AIM OF THE EXERCISE
Copy out every line in the entries below that includes "name".

DATA FOR THIS EXERCISE
****************
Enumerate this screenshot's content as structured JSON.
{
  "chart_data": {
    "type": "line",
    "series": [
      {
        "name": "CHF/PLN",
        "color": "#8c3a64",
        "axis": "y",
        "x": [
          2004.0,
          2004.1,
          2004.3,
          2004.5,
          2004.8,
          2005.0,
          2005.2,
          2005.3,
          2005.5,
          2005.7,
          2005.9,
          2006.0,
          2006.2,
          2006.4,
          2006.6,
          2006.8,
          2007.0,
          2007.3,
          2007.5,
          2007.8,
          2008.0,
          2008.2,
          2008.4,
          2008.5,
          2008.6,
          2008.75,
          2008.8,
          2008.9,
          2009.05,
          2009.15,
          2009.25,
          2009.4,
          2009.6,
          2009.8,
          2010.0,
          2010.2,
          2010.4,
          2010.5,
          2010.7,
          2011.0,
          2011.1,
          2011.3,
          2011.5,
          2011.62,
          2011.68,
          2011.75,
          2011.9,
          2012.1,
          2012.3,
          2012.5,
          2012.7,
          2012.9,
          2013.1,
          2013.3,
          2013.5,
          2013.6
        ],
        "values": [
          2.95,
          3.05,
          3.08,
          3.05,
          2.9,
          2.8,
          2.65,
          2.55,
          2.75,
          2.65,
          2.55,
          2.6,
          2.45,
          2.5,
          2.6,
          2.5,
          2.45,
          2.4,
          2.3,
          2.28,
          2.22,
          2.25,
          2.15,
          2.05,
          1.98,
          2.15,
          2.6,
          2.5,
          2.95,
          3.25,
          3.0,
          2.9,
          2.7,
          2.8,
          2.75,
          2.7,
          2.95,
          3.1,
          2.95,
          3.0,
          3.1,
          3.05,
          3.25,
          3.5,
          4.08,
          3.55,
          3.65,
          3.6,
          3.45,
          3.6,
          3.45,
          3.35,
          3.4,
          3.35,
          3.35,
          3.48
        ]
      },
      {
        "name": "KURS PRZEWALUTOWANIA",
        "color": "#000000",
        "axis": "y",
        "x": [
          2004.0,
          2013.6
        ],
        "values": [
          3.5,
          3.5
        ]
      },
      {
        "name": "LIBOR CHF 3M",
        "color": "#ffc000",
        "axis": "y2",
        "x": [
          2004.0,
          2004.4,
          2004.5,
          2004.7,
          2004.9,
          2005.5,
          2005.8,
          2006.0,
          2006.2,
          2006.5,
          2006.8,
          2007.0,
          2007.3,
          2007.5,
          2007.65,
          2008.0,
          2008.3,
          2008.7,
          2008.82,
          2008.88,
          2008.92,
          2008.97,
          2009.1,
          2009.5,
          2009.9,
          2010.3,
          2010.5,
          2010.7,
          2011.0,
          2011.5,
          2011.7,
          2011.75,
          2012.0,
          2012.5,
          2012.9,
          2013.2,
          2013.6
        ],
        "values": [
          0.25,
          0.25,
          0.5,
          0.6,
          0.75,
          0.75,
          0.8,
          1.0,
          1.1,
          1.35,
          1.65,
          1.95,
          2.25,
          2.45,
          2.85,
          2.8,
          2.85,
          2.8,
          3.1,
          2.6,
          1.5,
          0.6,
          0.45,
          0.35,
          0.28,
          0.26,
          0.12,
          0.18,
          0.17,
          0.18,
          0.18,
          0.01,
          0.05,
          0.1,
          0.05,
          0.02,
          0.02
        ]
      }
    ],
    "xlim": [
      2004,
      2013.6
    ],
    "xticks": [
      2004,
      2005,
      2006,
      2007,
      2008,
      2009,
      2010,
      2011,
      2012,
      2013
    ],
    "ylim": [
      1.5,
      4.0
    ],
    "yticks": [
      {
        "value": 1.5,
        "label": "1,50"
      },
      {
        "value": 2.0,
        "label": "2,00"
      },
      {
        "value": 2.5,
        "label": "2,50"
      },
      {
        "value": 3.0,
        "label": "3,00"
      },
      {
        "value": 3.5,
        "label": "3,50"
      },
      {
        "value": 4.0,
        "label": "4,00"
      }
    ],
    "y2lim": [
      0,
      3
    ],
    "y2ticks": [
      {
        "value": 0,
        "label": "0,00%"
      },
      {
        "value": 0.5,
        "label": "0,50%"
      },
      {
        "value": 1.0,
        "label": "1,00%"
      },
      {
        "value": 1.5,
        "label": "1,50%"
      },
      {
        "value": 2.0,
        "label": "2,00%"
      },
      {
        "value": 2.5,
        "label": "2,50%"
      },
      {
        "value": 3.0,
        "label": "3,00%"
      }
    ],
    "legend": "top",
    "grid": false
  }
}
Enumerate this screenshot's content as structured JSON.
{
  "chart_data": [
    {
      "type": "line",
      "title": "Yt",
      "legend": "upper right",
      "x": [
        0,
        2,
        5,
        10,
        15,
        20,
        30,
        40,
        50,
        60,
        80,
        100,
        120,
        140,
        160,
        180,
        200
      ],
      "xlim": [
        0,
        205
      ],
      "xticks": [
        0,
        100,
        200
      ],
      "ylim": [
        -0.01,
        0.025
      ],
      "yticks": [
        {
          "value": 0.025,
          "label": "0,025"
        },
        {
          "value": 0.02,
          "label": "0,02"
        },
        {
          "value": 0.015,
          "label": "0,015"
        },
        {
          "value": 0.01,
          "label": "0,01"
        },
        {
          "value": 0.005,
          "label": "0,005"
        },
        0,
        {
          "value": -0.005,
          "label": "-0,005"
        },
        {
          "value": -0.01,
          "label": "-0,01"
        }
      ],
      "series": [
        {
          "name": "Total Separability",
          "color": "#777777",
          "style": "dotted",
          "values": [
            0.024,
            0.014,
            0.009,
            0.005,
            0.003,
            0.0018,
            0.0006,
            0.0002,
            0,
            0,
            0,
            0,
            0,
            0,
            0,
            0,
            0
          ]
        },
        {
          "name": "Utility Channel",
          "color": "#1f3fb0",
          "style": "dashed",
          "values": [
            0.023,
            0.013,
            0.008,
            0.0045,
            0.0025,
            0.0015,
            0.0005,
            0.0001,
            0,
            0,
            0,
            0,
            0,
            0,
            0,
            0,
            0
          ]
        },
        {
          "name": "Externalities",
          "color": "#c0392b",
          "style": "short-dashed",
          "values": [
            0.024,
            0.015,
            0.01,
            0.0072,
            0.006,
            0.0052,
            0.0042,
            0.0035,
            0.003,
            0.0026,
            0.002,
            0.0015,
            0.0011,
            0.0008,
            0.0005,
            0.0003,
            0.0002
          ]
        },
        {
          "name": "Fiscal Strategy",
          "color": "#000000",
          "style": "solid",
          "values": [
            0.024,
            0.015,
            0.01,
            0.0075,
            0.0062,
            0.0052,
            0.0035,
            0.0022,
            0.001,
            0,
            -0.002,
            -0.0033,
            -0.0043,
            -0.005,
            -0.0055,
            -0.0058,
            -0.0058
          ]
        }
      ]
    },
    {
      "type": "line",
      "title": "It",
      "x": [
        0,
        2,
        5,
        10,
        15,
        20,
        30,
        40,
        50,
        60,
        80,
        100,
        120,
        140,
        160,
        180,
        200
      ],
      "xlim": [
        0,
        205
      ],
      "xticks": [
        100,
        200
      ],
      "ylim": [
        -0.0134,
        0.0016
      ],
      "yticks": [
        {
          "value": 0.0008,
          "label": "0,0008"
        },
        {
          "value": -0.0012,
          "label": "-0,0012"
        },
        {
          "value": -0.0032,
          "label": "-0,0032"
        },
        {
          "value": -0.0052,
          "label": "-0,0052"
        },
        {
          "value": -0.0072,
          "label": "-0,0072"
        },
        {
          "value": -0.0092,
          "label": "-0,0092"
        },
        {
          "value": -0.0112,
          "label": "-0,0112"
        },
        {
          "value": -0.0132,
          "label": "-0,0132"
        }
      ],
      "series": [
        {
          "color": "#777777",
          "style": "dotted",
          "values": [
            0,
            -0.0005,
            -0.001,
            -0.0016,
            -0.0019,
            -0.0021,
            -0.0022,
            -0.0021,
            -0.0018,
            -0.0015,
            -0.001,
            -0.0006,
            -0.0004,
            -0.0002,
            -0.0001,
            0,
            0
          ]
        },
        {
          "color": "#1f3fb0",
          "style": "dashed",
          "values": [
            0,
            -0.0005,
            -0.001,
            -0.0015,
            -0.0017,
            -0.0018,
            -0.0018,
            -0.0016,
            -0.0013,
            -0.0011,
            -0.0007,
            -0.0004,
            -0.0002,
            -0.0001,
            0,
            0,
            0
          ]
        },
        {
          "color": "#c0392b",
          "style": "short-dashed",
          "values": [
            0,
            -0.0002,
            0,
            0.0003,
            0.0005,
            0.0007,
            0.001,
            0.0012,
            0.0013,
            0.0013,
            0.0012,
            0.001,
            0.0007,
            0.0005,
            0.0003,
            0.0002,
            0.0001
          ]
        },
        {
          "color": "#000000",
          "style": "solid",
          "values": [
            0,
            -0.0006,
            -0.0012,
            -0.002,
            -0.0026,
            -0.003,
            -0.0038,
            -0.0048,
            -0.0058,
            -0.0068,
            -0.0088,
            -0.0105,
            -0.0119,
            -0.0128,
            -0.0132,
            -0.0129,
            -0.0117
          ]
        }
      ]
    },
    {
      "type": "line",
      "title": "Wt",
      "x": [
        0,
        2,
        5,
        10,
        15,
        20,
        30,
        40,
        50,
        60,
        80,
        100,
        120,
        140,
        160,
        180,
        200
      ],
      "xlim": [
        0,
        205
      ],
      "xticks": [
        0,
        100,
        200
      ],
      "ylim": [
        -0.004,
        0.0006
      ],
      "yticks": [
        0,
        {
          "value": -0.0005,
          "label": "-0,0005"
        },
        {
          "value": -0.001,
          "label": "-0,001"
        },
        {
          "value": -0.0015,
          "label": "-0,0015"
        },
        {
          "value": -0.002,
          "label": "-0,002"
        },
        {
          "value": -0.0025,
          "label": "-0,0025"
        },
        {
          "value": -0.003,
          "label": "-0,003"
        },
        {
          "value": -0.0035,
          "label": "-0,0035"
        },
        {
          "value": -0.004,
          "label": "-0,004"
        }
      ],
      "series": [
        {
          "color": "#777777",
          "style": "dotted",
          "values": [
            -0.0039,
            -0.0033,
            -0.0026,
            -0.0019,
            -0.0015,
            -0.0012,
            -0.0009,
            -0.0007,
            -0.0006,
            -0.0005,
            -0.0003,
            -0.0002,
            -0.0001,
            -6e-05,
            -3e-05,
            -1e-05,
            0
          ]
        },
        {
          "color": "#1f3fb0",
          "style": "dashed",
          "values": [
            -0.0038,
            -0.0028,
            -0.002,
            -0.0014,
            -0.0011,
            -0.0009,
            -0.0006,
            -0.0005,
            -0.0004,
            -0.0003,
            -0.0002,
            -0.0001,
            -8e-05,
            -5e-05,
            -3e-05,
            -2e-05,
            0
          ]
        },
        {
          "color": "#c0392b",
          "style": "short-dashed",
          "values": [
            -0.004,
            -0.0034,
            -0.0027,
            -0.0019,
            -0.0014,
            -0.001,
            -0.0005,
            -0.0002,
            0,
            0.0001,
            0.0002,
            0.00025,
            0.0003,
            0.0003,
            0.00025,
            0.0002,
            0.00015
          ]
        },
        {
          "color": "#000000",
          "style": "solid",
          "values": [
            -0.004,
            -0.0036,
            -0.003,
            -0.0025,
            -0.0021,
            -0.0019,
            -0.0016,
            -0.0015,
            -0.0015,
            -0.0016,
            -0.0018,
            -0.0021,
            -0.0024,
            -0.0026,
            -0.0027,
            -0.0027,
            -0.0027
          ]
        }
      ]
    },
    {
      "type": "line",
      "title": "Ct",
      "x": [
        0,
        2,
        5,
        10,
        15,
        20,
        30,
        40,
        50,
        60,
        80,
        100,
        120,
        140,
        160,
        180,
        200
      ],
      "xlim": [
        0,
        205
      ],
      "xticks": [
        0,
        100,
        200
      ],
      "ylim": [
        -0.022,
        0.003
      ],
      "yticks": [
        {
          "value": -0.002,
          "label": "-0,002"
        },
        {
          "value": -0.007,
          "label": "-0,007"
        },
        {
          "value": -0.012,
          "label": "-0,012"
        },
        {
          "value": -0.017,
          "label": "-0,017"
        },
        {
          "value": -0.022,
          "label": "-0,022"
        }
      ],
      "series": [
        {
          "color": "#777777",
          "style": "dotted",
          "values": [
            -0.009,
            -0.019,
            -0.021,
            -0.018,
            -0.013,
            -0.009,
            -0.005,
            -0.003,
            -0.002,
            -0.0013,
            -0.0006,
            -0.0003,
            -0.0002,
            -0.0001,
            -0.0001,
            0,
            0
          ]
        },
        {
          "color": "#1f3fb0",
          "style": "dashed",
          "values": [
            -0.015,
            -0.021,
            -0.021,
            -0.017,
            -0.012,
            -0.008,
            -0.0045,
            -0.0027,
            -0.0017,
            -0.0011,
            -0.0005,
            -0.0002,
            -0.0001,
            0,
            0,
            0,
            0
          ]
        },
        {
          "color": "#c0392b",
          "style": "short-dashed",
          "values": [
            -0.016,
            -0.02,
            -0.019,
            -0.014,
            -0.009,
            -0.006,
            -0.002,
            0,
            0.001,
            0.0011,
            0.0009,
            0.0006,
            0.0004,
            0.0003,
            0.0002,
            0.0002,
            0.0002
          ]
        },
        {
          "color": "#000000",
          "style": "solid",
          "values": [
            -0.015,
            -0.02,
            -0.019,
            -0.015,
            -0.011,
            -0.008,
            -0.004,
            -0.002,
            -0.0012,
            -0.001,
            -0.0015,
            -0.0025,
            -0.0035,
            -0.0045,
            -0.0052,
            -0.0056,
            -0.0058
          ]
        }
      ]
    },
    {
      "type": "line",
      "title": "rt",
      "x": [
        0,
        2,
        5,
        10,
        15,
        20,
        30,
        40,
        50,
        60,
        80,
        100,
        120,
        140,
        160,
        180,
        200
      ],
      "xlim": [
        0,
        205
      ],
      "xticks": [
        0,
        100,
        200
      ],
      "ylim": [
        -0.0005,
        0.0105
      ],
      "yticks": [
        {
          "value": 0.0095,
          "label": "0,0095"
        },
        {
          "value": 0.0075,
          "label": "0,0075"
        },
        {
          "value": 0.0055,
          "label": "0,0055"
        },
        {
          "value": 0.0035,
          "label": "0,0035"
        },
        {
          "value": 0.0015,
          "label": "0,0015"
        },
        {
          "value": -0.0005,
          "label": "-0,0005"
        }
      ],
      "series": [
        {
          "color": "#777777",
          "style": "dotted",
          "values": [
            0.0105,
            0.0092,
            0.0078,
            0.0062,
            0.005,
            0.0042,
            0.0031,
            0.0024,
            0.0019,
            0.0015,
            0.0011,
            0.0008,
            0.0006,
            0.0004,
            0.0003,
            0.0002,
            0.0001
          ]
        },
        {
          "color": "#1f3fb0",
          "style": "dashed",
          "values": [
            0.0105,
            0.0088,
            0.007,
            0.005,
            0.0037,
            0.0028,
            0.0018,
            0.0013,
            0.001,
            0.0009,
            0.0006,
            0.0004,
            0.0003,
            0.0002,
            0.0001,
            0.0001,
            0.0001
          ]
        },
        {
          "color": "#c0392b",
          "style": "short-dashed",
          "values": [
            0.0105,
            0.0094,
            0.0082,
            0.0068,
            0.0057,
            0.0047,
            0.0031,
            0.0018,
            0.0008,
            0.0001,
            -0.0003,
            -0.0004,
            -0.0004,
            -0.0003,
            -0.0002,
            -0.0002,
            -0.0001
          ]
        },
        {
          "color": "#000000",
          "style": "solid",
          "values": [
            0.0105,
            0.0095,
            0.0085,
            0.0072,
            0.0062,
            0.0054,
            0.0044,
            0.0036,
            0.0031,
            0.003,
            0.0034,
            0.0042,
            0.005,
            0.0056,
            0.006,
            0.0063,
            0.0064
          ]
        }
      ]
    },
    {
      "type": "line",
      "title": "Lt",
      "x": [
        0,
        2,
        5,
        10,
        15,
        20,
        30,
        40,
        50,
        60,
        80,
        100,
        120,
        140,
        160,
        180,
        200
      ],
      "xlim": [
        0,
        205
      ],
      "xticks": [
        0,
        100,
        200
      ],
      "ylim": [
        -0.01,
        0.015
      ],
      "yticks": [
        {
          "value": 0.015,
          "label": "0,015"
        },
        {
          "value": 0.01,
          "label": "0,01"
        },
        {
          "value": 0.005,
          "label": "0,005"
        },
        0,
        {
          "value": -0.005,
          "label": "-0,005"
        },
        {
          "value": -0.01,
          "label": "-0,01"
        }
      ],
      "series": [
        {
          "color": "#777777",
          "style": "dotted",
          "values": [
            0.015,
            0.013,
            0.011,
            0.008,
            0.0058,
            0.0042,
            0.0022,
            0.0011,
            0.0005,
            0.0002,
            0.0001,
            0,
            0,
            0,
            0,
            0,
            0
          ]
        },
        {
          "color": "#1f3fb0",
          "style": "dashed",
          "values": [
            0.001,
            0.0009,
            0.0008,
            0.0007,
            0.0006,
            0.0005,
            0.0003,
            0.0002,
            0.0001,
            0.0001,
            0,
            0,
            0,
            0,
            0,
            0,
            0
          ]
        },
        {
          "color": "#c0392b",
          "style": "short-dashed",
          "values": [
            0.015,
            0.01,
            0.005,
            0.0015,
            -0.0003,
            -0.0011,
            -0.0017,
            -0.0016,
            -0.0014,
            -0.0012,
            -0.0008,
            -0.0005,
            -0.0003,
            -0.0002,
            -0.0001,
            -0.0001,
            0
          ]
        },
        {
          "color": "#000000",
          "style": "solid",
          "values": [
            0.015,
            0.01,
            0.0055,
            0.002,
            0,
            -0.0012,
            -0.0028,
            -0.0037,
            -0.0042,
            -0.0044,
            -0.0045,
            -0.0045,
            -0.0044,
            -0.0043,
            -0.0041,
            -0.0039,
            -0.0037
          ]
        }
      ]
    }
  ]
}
****************
RESULT
        "name": "CHF/PLN",
        "name": "KURS PRZEWALUTOWANIA",
        "name": "LIBOR CHF 3M",
          "name": "Total Separability",
          "name": "Utility Channel",
          "name": "Externalities",
          "name": "Fiscal Strategy",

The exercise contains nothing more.